-- start Material for this exercise --

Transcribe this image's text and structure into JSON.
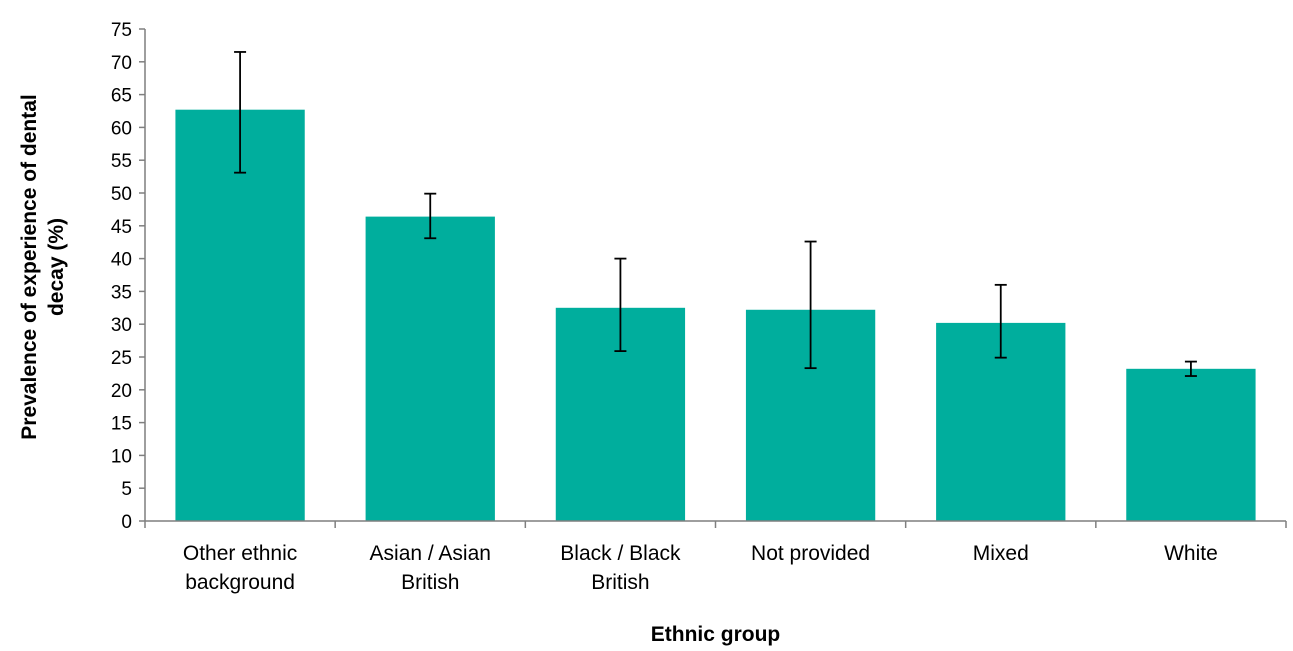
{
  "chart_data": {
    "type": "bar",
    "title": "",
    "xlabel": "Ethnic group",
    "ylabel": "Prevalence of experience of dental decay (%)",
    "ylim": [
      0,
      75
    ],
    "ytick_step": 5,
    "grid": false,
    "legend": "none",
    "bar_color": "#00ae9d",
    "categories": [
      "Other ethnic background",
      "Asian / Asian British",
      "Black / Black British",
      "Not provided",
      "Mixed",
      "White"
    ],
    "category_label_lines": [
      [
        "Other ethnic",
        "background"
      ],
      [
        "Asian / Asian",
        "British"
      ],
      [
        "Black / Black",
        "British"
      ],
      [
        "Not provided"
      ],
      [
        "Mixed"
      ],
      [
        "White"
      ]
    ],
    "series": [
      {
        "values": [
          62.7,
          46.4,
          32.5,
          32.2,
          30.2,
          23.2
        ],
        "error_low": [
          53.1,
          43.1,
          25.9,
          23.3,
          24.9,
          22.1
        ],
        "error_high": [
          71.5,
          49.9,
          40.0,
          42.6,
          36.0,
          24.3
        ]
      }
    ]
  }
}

-- end Material for this exercise --

▸ Exercise instructions: Quote the data exactly, leaving every image out of the copy.

▸ Answer to this exercise:
Transcribe this image's text and structure into JSON.
{
  "chart_data": {
    "type": "bar",
    "title": "",
    "xlabel": "Ethnic group",
    "ylabel": "Prevalence of experience of dental decay (%)",
    "ylim": [
      0,
      75
    ],
    "ytick_step": 5,
    "grid": false,
    "legend": "none",
    "bar_color": "#00ae9d",
    "categories": [
      "Other ethnic background",
      "Asian / Asian British",
      "Black / Black British",
      "Not provided",
      "Mixed",
      "White"
    ],
    "category_label_lines": [
      [
        "Other ethnic",
        "background"
      ],
      [
        "Asian / Asian",
        "British"
      ],
      [
        "Black / Black",
        "British"
      ],
      [
        "Not provided"
      ],
      [
        "Mixed"
      ],
      [
        "White"
      ]
    ],
    "series": [
      {
        "values": [
          62.7,
          46.4,
          32.5,
          32.2,
          30.2,
          23.2
        ],
        "error_low": [
          53.1,
          43.1,
          25.9,
          23.3,
          24.9,
          22.1
        ],
        "error_high": [
          71.5,
          49.9,
          40.0,
          42.6,
          36.0,
          24.3
        ]
      }
    ]
  }
}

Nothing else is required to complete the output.